----- Material

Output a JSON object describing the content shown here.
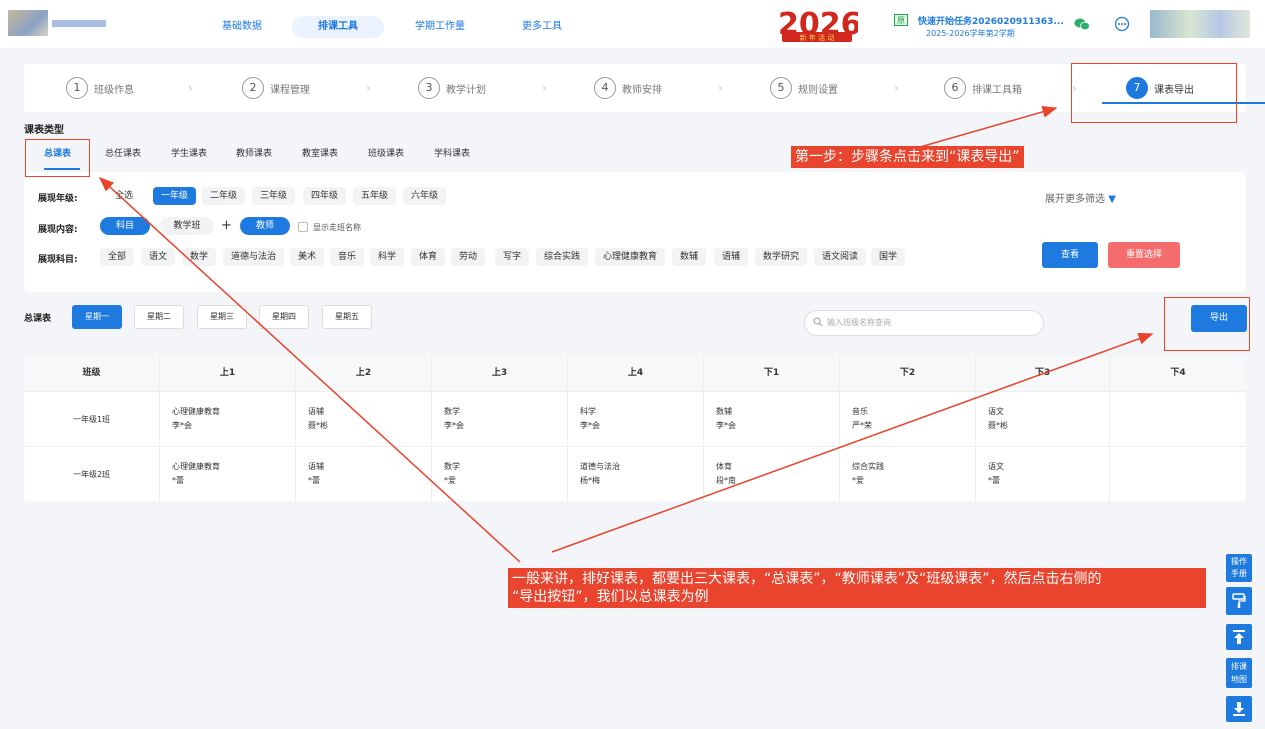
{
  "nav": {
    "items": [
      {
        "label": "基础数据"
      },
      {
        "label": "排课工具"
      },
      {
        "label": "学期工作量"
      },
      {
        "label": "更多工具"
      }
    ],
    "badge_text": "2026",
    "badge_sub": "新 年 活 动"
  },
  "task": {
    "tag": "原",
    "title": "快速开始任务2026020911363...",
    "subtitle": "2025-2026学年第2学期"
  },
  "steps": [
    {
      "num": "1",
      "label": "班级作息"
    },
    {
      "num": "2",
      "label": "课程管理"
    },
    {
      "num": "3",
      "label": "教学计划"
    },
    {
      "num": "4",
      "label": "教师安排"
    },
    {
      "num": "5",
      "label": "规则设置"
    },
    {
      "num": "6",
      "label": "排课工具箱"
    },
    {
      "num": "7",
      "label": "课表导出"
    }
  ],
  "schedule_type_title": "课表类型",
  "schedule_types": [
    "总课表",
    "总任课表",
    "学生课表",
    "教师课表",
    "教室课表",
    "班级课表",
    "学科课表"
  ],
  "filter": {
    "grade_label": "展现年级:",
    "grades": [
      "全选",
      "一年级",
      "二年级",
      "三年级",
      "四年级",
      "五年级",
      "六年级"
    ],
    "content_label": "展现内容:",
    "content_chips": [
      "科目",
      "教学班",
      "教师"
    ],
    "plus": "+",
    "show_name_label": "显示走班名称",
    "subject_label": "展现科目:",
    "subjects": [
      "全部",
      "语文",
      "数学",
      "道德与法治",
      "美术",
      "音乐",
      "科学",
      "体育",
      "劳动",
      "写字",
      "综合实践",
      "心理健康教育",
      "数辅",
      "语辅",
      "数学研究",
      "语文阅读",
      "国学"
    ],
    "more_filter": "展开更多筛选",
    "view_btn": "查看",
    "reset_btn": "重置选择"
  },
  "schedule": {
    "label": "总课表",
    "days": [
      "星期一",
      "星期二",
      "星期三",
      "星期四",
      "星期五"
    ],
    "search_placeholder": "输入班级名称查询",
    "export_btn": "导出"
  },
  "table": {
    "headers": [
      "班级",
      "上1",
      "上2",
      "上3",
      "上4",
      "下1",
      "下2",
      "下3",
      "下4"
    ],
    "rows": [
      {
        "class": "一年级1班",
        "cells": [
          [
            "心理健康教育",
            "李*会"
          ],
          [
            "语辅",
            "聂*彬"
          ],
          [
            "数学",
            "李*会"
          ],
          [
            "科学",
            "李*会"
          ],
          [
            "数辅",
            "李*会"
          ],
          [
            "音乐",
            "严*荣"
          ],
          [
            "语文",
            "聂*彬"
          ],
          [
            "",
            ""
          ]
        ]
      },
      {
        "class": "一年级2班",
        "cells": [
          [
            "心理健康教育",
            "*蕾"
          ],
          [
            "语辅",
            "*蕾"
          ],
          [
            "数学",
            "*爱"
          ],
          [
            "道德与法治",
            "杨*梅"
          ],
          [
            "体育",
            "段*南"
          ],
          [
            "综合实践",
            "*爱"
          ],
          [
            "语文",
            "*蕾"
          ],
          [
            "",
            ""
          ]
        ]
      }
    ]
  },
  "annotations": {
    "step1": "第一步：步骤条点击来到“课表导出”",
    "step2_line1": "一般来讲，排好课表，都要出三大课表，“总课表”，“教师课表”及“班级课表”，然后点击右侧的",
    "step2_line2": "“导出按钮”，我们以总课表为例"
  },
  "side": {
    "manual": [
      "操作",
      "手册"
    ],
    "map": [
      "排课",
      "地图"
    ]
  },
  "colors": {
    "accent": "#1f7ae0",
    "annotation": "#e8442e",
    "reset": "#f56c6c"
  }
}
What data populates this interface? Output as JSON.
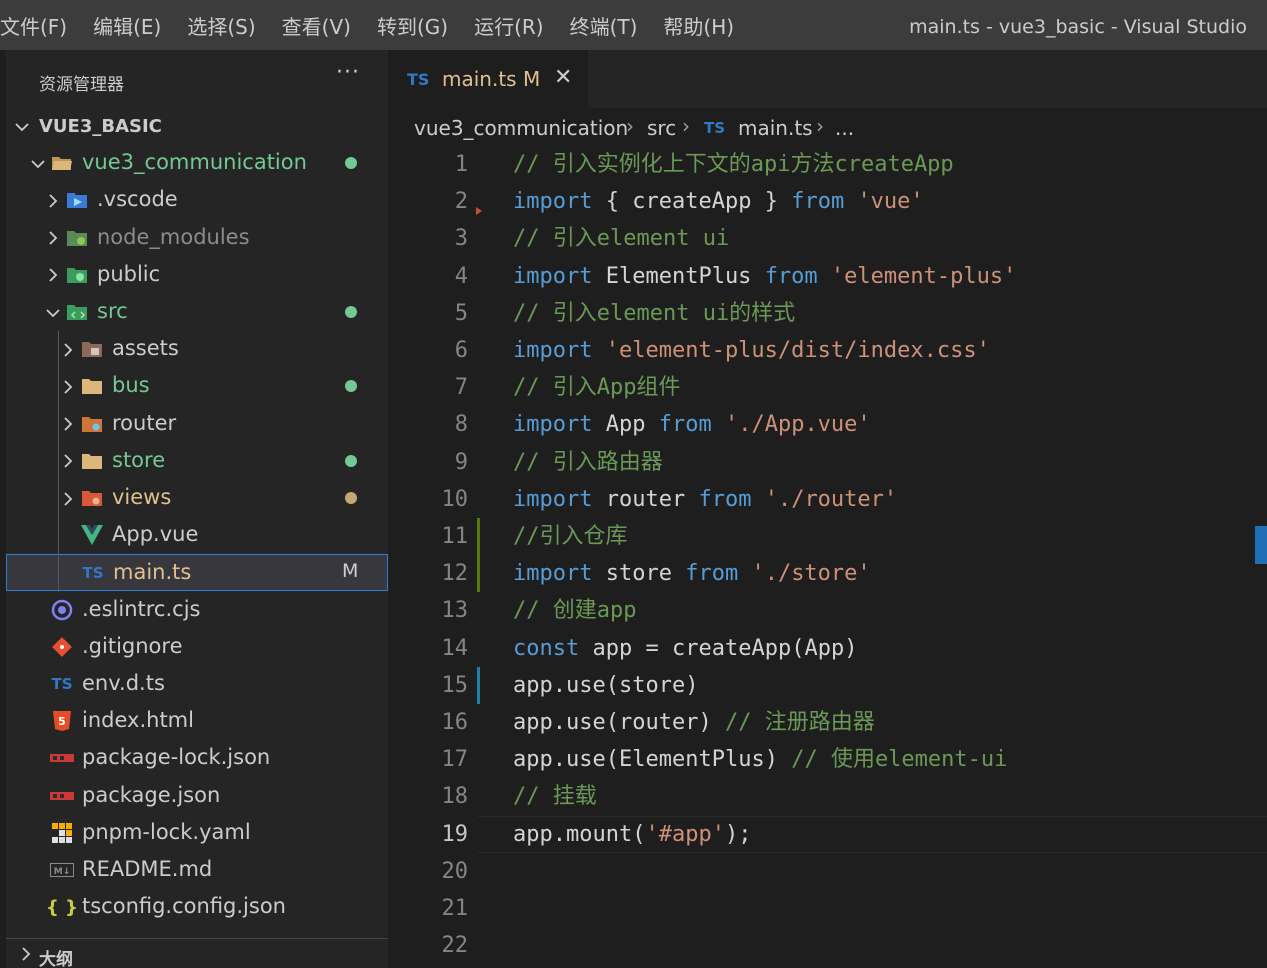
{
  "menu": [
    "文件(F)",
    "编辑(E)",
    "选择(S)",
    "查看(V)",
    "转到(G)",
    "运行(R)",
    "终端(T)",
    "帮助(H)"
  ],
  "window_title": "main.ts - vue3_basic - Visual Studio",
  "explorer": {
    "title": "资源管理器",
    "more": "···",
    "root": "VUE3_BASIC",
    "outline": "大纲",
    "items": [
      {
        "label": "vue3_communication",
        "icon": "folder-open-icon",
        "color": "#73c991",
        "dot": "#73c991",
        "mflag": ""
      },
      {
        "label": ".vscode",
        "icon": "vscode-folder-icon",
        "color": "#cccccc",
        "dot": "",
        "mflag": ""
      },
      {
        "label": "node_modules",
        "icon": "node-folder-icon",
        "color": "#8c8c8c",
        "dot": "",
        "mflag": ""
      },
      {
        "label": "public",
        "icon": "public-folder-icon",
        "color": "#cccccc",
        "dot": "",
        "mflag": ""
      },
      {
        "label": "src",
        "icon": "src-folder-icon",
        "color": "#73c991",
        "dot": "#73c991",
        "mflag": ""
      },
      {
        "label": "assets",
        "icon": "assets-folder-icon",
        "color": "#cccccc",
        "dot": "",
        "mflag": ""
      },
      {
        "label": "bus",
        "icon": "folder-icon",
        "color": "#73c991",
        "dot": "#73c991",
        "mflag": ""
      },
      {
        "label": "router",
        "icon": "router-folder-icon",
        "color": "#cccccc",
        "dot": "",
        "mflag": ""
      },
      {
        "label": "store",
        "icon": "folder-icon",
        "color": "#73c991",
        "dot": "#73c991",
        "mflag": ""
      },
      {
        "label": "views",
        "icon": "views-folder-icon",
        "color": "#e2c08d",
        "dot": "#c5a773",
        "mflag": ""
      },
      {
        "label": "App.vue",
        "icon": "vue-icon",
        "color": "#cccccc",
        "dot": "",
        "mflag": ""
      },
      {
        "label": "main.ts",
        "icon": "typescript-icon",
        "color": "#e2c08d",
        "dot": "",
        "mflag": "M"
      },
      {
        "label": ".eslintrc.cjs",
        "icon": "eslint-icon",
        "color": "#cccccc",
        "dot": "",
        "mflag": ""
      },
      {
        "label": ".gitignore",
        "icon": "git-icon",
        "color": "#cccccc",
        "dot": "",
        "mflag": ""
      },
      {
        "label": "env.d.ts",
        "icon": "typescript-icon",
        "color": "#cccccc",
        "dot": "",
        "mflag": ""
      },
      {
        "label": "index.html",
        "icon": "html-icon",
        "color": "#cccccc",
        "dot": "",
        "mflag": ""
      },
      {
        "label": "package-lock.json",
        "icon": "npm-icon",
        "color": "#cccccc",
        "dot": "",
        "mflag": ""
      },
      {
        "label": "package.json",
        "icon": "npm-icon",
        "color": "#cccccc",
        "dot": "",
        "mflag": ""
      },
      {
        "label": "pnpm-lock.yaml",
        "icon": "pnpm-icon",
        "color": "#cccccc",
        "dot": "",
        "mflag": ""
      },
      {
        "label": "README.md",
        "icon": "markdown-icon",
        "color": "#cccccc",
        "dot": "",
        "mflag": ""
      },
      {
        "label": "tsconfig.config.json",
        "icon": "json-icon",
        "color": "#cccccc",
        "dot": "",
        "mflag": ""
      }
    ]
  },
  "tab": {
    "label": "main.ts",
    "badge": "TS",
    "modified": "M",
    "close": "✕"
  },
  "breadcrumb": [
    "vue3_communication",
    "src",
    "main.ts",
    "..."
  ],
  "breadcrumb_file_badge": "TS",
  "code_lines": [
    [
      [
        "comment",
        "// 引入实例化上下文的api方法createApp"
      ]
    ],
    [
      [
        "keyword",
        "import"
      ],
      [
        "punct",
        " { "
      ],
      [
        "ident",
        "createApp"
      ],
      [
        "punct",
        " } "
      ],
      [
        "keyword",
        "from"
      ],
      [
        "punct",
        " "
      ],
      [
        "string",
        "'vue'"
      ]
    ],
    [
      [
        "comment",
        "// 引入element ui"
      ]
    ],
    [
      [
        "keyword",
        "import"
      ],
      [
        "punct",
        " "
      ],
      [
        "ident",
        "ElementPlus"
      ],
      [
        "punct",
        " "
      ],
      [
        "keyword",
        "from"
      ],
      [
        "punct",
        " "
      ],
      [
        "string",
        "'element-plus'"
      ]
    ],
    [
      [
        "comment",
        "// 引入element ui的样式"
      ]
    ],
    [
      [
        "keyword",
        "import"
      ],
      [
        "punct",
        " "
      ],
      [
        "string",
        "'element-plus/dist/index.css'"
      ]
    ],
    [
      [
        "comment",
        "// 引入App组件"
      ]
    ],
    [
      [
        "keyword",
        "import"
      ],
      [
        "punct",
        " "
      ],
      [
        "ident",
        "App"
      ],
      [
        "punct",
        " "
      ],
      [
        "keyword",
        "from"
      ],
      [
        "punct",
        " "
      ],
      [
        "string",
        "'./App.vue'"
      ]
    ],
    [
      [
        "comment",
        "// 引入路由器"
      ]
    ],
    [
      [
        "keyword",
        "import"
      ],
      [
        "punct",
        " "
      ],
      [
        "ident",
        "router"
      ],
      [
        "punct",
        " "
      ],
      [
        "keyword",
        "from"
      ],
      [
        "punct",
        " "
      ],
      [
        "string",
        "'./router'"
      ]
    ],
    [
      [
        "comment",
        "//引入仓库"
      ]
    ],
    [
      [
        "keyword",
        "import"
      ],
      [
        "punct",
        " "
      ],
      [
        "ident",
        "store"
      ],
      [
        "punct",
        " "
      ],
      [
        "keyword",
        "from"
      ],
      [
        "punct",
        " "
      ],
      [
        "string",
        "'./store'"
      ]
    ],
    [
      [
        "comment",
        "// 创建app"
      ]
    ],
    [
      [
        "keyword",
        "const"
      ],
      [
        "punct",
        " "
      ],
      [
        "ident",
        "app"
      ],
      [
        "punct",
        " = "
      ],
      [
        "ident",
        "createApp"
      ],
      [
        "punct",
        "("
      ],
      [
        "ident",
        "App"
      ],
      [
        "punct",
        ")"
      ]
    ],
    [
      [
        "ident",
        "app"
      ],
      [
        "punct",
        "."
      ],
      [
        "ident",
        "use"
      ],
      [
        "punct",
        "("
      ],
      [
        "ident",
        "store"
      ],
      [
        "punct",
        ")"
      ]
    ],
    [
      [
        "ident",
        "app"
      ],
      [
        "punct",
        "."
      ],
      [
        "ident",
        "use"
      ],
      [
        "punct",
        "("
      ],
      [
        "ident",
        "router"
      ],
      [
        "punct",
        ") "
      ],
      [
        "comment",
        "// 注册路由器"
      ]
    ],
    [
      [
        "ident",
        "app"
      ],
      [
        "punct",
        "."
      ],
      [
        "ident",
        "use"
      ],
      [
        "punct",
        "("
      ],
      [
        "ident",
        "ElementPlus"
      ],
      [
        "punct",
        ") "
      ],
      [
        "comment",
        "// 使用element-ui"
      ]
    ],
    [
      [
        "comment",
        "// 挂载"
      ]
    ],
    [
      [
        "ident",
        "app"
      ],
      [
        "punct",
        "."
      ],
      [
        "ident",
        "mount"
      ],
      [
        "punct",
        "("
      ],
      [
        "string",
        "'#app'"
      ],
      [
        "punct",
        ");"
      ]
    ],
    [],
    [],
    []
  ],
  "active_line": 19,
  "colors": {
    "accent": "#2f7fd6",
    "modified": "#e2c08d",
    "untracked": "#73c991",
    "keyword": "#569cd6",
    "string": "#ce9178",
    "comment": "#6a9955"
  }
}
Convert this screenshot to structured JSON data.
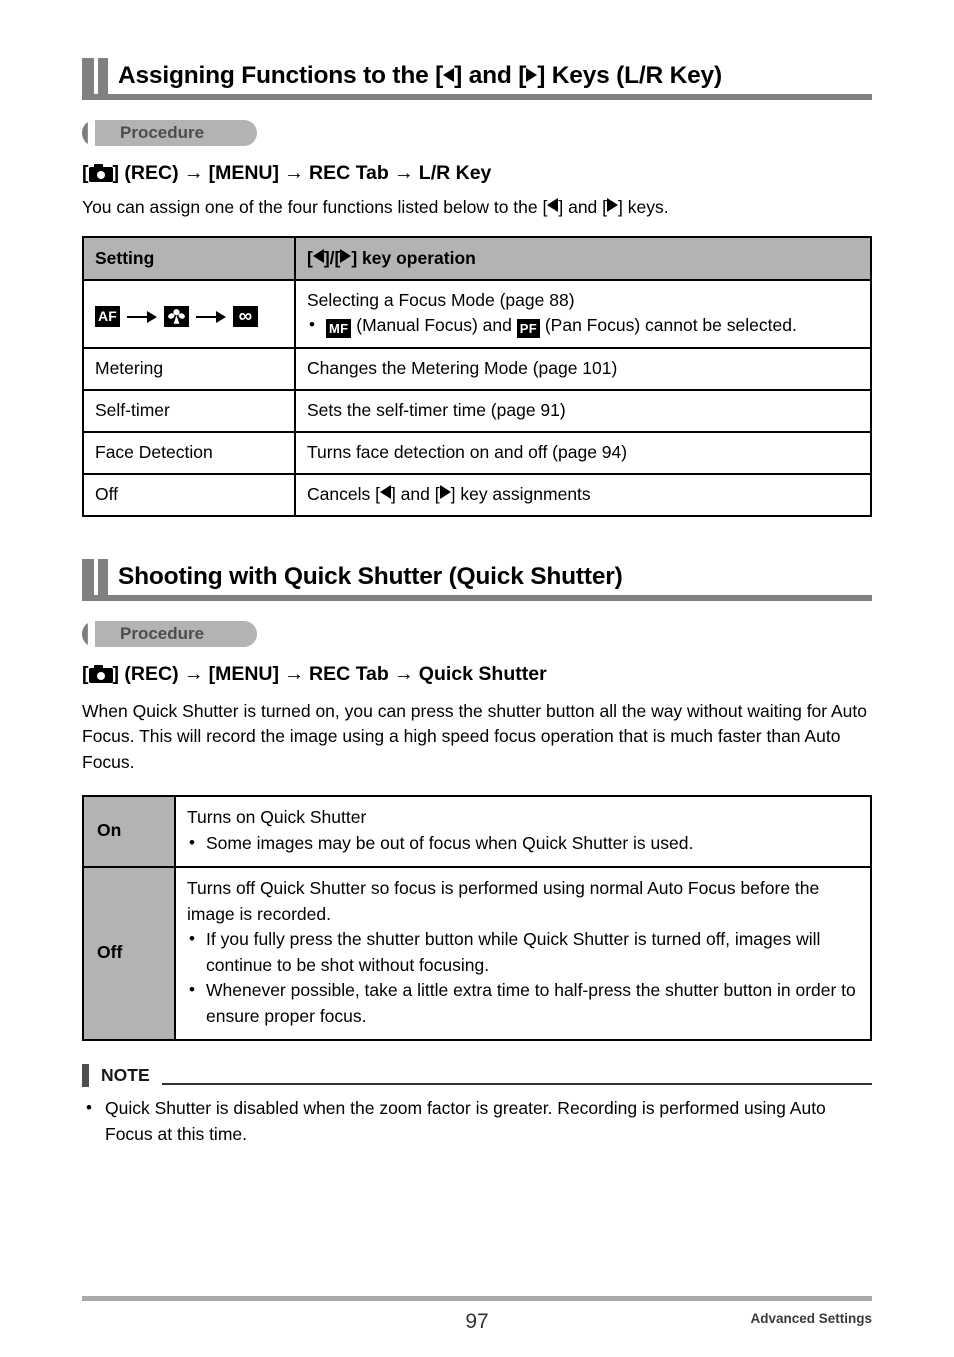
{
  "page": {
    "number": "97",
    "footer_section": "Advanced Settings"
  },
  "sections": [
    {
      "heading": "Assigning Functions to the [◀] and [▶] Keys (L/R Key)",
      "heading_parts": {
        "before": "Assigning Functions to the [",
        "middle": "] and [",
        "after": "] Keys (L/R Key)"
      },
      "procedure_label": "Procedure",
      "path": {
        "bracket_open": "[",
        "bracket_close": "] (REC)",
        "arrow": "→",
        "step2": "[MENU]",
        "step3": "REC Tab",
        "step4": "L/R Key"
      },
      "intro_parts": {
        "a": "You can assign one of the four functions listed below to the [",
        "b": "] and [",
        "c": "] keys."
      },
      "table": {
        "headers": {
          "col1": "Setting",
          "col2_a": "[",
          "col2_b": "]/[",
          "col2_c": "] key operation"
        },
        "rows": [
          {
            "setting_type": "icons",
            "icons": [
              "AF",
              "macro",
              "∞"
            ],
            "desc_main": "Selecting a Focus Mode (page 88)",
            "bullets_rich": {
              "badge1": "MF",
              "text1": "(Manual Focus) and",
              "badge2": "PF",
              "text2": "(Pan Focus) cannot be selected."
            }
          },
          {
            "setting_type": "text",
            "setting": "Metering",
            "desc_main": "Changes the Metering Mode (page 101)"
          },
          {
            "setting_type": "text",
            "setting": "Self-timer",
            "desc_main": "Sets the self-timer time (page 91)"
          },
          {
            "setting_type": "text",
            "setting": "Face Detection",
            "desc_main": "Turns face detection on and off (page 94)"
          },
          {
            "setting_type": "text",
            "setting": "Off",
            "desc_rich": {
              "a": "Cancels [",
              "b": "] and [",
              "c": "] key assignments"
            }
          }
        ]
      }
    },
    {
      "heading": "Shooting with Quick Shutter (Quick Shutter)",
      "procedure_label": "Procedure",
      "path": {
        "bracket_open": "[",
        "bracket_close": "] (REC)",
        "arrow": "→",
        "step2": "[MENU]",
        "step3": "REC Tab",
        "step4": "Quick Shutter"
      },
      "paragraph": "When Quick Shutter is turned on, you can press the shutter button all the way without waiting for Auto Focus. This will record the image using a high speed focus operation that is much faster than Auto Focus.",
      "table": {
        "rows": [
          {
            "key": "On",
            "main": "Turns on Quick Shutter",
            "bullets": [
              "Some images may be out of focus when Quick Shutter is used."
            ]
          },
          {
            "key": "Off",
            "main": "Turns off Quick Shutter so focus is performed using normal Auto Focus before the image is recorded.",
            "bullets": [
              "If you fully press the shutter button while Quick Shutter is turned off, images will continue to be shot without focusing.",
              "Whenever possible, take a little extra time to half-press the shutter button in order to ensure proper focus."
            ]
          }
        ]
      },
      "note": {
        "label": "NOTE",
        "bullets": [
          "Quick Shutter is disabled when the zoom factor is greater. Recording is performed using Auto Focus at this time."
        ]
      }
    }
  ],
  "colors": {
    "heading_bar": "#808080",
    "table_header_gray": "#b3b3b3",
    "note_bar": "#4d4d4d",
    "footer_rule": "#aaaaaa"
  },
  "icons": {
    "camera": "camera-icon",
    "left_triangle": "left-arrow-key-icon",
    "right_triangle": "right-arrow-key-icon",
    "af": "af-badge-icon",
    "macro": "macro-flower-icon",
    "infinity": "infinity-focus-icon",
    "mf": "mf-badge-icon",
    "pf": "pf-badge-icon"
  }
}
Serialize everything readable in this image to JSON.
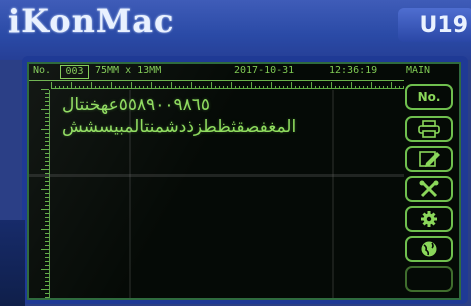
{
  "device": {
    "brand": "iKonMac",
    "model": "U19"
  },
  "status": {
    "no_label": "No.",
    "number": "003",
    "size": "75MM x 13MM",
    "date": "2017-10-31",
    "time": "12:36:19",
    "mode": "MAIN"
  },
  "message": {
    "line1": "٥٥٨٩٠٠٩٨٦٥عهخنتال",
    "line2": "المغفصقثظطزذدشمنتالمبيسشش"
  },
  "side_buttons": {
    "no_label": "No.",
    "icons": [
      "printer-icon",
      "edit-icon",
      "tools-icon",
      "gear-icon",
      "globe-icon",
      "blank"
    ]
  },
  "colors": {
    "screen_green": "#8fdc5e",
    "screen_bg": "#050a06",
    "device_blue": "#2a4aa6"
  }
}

----------

Exercise brief » Reproduce the lines above, exactly and exclusively, from the line containing "Serialize everything readable" down to the last line, both included; pictures are not part of the copy.

Written solution »
Serialize everything readable in this image to JSON.
{
  "device": {
    "brand": "iKonMac",
    "model": "U19"
  },
  "status": {
    "no_label": "No.",
    "number": "003",
    "size": "75MM x 13MM",
    "date": "2017-10-31",
    "time": "12:36:19",
    "mode": "MAIN"
  },
  "message": {
    "line1": "٥٥٨٩٠٠٩٨٦٥عهخنتال",
    "line2": "المغفصقثظطزذدشمنتالمبيسشش"
  },
  "side_buttons": {
    "no_label": "No.",
    "icons": [
      "printer-icon",
      "edit-icon",
      "tools-icon",
      "gear-icon",
      "globe-icon",
      "blank"
    ]
  },
  "colors": {
    "screen_green": "#8fdc5e",
    "screen_bg": "#050a06",
    "device_blue": "#2a4aa6"
  }
}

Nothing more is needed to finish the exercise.